*** INPUT RECORDS ***
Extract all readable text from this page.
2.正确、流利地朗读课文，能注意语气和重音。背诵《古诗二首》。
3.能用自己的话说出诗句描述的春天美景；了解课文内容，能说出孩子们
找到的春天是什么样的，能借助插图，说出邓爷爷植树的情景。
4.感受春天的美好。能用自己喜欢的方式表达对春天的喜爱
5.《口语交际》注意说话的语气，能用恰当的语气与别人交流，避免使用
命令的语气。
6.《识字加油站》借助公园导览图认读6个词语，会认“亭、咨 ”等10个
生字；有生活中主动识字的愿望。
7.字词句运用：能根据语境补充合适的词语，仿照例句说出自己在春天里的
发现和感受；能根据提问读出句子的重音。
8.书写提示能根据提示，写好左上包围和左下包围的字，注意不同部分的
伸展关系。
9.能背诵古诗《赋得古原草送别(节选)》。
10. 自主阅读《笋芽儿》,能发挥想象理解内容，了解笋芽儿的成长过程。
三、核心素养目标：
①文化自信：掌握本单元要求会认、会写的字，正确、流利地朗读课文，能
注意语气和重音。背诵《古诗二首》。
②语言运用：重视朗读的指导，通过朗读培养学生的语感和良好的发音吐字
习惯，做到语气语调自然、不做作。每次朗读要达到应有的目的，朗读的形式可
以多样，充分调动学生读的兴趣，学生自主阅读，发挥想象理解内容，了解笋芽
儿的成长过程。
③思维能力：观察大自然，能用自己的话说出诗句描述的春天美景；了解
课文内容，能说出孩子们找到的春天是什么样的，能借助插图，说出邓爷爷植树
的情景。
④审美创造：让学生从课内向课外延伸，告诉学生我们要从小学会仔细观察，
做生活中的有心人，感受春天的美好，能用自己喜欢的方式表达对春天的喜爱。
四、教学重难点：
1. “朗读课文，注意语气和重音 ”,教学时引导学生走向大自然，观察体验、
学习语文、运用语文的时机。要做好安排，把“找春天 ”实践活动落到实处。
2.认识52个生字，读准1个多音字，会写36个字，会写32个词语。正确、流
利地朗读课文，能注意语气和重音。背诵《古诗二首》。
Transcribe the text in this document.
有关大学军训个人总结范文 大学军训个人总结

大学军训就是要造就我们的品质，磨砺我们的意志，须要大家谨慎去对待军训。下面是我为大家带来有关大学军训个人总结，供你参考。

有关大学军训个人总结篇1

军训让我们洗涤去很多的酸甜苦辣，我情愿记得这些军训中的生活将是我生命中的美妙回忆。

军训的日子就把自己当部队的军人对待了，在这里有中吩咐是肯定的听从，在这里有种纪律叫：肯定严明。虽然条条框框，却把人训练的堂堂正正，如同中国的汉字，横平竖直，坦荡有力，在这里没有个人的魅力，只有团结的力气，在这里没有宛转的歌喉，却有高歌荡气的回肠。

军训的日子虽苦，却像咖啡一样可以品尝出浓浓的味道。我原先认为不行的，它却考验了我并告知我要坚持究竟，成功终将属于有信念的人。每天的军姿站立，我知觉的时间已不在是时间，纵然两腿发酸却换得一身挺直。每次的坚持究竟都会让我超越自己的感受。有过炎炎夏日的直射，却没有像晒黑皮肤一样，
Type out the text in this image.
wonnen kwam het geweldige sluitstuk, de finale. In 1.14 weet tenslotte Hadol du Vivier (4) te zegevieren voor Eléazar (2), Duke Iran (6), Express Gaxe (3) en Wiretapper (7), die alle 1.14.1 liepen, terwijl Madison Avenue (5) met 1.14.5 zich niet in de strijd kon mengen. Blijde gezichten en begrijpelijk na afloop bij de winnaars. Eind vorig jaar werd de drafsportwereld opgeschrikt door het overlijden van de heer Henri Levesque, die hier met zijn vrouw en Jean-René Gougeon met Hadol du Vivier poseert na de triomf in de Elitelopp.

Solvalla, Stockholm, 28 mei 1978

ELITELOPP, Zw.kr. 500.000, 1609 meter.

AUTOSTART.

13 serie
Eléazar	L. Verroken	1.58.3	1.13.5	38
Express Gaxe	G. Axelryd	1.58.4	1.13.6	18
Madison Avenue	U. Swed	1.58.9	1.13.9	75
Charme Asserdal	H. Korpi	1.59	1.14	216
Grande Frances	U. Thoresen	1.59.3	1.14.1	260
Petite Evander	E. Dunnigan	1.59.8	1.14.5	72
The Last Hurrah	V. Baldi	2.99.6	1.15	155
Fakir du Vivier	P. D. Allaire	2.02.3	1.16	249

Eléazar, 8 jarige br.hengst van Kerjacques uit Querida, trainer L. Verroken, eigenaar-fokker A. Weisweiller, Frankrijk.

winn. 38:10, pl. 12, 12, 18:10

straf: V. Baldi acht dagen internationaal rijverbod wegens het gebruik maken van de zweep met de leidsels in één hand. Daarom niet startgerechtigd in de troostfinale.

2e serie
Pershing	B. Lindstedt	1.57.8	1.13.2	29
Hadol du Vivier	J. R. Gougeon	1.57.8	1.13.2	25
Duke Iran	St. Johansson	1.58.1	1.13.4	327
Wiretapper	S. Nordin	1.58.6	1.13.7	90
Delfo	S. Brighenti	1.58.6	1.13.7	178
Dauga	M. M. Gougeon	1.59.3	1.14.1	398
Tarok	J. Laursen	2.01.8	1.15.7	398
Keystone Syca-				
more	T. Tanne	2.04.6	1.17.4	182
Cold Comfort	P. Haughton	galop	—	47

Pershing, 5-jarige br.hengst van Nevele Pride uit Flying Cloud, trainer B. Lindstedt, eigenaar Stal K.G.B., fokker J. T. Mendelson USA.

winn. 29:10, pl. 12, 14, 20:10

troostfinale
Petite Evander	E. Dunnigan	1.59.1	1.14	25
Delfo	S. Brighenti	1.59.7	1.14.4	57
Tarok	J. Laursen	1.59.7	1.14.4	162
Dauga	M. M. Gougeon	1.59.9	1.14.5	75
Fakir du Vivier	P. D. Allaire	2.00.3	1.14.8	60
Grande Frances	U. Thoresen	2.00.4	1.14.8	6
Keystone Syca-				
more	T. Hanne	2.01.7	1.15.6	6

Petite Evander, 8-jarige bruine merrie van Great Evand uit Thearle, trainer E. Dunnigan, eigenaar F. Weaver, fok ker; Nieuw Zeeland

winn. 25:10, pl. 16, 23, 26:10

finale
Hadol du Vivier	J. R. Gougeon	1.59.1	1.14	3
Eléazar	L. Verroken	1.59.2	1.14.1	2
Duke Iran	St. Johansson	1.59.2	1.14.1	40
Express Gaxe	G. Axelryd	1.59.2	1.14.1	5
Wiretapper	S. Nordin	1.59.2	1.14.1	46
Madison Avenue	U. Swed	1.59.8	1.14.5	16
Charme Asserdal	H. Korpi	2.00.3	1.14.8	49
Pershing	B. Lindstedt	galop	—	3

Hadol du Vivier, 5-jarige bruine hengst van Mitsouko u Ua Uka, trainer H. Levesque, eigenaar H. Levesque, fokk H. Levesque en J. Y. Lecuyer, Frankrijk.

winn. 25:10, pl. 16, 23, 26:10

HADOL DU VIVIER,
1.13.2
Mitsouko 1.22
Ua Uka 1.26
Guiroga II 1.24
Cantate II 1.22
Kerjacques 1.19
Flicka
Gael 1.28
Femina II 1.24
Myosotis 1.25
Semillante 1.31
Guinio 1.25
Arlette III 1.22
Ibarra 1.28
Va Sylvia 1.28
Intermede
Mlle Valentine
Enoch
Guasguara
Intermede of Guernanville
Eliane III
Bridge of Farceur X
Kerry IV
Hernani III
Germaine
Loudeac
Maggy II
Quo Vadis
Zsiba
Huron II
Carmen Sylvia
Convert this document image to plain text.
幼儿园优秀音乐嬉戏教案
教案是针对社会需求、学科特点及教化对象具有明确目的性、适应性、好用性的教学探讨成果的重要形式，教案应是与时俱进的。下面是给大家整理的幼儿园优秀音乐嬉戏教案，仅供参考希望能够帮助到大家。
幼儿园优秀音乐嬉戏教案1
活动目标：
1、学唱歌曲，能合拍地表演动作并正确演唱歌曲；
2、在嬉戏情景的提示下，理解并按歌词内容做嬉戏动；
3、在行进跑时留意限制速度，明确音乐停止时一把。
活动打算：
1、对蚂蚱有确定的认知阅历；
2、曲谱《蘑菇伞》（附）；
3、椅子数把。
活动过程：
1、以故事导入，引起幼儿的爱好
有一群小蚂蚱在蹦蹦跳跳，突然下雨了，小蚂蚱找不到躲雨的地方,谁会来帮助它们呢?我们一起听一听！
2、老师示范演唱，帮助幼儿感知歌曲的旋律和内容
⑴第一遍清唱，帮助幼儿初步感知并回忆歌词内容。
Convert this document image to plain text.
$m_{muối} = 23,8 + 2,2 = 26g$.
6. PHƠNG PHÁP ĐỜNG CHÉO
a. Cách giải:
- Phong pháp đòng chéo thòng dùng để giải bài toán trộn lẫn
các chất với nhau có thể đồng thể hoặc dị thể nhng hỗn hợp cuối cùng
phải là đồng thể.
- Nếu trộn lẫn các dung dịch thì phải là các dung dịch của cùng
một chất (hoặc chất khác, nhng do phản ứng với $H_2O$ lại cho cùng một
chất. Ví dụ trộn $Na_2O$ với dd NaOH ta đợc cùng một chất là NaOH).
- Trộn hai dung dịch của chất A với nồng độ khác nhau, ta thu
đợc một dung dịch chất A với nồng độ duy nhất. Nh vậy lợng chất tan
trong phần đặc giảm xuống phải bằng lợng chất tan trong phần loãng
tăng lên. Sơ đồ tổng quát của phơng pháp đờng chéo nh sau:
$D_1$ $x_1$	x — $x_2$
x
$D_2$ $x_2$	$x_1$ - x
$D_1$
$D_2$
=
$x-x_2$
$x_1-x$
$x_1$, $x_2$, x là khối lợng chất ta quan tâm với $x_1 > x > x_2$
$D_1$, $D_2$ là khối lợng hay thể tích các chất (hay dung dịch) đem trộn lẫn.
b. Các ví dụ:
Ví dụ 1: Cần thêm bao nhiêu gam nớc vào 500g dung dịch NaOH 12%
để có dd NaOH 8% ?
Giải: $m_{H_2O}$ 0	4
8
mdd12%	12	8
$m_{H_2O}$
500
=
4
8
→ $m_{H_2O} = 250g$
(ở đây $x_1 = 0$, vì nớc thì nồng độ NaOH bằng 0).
***
### REQUEST
Go through the entries and return each line where the word "Korpi" appears.

### EXPECTED ANSWER
Charme Asserdal	H. Korpi	1.59	1.14	216
Charme Asserdal	H. Korpi	2.00.3	1.14.8	49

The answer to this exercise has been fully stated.